## Short task:
Extract all data as written.

-- Start --

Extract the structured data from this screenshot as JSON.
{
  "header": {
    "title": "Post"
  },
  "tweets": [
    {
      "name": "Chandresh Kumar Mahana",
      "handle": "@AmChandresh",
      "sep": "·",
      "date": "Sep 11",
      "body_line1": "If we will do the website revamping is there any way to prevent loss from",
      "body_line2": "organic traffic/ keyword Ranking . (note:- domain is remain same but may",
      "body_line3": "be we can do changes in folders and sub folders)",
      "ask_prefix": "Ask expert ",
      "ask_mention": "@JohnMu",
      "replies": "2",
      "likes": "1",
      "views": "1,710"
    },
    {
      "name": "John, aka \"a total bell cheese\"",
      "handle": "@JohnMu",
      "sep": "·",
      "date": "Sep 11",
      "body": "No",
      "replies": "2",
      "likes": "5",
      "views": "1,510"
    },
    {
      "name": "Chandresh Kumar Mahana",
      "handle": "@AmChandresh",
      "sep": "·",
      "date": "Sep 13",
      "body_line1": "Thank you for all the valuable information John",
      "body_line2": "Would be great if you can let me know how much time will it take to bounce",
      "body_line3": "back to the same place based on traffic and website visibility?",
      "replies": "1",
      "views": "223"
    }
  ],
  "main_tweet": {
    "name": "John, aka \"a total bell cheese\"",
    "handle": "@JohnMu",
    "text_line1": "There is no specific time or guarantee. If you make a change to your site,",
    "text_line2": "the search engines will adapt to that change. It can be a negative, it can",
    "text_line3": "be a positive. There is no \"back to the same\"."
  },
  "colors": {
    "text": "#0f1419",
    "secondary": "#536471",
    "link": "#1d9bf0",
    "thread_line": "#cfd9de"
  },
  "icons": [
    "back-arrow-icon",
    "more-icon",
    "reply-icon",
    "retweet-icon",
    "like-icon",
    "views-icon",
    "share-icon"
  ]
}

-- End --

## Written answer:
Extract the structured data from this screenshot as JSON.
{
  "header": {
    "title": "Post"
  },
  "tweets": [
    {
      "name": "Chandresh Kumar Mahana",
      "handle": "@AmChandresh",
      "sep": "·",
      "date": "Sep 11",
      "body_line1": "If we will do the website revamping is there any way to prevent loss from",
      "body_line2": "organic traffic/ keyword Ranking . (note:- domain is remain same but may",
      "body_line3": "be we can do changes in folders and sub folders)",
      "ask_prefix": "Ask expert ",
      "ask_mention": "@JohnMu",
      "replies": "2",
      "likes": "1",
      "views": "1,710"
    },
    {
      "name": "John, aka \"a total bell cheese\"",
      "handle": "@JohnMu",
      "sep": "·",
      "date": "Sep 11",
      "body": "No",
      "replies": "2",
      "likes": "5",
      "views": "1,510"
    },
    {
      "name": "Chandresh Kumar Mahana",
      "handle": "@AmChandresh",
      "sep": "·",
      "date": "Sep 13",
      "body_line1": "Thank you for all the valuable information John",
      "body_line2": "Would be great if you can let me know how much time will it take to bounce",
      "body_line3": "back to the same place based on traffic and website visibility?",
      "replies": "1",
      "views": "223"
    }
  ],
  "main_tweet": {
    "name": "John, aka \"a total bell cheese\"",
    "handle": "@JohnMu",
    "text_line1": "There is no specific time or guarantee. If you make a change to your site,",
    "text_line2": "the search engines will adapt to that change. It can be a negative, it can",
    "text_line3": "be a positive. There is no \"back to the same\"."
  },
  "colors": {
    "text": "#0f1419",
    "secondary": "#536471",
    "link": "#1d9bf0",
    "thread_line": "#cfd9de"
  },
  "icons": [
    "back-arrow-icon",
    "more-icon",
    "reply-icon",
    "retweet-icon",
    "like-icon",
    "views-icon",
    "share-icon"
  ]
}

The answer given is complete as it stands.